Only suckers pay taxes. Only GOP voters are legitimate. And rules are for the little people.
Democrats keep trying to play by the rules, but the umpires and referees have been bought. Establishment Democrats haven’t quite caught on: respecting the corrupted decisions doesn’t honor rules, it legitimizes the corruption. Rolling over — “We respect the system though we disagree with the outcome” — is no longer a viable option.
Most of us learned that respect has to run both ways. You might respect the system, but the system doesn’t respect you. And if you don’t fight back, hard, voters won’t respect you either. It’s a setup with nothing but bad outcomes: people don’t like Republicans but don’t trust or respect Democrats. That leaves them sitting on their hands, sitting out elections, waiting for an election that provides something better than what they see as simply the lesser evil.
On January 6, 2021, Trump incited a deadly riot at the US Capitol: “We fight like hell. And if you don't fight like hell, you're not going to have a country anymore.” Hate the messenger all you want, but heed the message. You can’t play by the rules against a mob that ignores them. And you can’t be skittish about a race to the gerrymandering bottom. You’re already stuck in the mud. Win the damned race, by any means necessary.

◆ What is expected ◆
Please continue the opinion piece about Democrats playing by the rules, picking up right after its final sentence.

Stored records:
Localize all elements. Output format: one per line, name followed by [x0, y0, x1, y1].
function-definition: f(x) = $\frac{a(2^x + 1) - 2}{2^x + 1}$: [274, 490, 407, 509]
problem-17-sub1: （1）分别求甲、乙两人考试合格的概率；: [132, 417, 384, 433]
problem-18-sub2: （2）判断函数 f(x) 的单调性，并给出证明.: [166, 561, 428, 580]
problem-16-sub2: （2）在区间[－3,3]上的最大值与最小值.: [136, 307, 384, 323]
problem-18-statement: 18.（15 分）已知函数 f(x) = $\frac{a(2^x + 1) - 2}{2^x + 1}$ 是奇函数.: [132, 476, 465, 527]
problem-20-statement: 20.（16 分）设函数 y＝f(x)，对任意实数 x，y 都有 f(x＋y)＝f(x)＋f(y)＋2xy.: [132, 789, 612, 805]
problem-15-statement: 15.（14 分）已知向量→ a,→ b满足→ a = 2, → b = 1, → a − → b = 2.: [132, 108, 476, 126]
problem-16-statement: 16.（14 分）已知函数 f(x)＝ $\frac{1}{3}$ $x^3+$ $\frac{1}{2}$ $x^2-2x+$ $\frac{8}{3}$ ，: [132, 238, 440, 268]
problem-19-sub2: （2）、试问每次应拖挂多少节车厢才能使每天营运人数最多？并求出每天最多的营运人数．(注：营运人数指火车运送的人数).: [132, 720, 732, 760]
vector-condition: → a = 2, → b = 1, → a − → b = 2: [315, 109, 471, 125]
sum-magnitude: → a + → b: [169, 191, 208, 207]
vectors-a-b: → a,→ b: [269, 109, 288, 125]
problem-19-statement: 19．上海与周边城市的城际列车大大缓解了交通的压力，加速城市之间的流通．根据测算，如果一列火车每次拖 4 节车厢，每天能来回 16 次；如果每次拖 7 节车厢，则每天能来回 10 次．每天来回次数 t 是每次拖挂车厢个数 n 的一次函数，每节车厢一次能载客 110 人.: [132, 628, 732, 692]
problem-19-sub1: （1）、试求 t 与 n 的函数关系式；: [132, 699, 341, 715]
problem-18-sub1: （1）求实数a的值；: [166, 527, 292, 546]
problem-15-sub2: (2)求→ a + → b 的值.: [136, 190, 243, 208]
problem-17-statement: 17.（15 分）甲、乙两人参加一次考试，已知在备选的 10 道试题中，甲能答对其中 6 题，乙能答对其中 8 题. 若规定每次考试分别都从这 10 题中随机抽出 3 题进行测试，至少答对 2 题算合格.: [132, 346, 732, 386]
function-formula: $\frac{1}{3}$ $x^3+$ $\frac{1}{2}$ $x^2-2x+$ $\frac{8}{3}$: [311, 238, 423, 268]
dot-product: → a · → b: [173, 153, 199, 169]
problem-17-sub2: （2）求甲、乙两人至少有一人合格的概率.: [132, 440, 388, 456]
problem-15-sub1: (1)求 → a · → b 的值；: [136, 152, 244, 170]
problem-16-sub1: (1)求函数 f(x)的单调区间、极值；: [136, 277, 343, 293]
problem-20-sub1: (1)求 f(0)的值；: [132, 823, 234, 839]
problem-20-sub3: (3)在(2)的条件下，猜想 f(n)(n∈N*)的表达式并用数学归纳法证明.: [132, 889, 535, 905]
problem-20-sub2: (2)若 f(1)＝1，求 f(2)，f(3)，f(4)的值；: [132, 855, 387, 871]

◆ Output for this exercise ◆
Trying to be the bigger person just makes you look small.
The investigation was kicked off by complaints of non-payment made by tradespeople working on her house in Connecticut, which seems oddly familiar. Trump, you see, was not the only high-profile New York developer to stiff the building trades; and like Trump, Leona was a frequent litigant: the billionaire sued her son’s estate to recover $150,000. She bequeathed $12 million to her dog.
If you don’t get the reference — and why should you? — please look up the battle of Bén Tre and the subsequent My Lai Massacre.
Roger Traynor, Learned Hand, Henry Friendly, Augustus Hand: among many others, these were giants of the law in the twentieth century (and never served on the United States Supreme Court). They were unafraid to push the envelope, but their rulings were always intellectually grounded and rigorous. Where are their equals today? (Don’t bother looking: you’ll find none.) Others, such as Benjamin Cardozo and Louis Brandeis, made their most lasting contributions before elevation to SCOTUS.)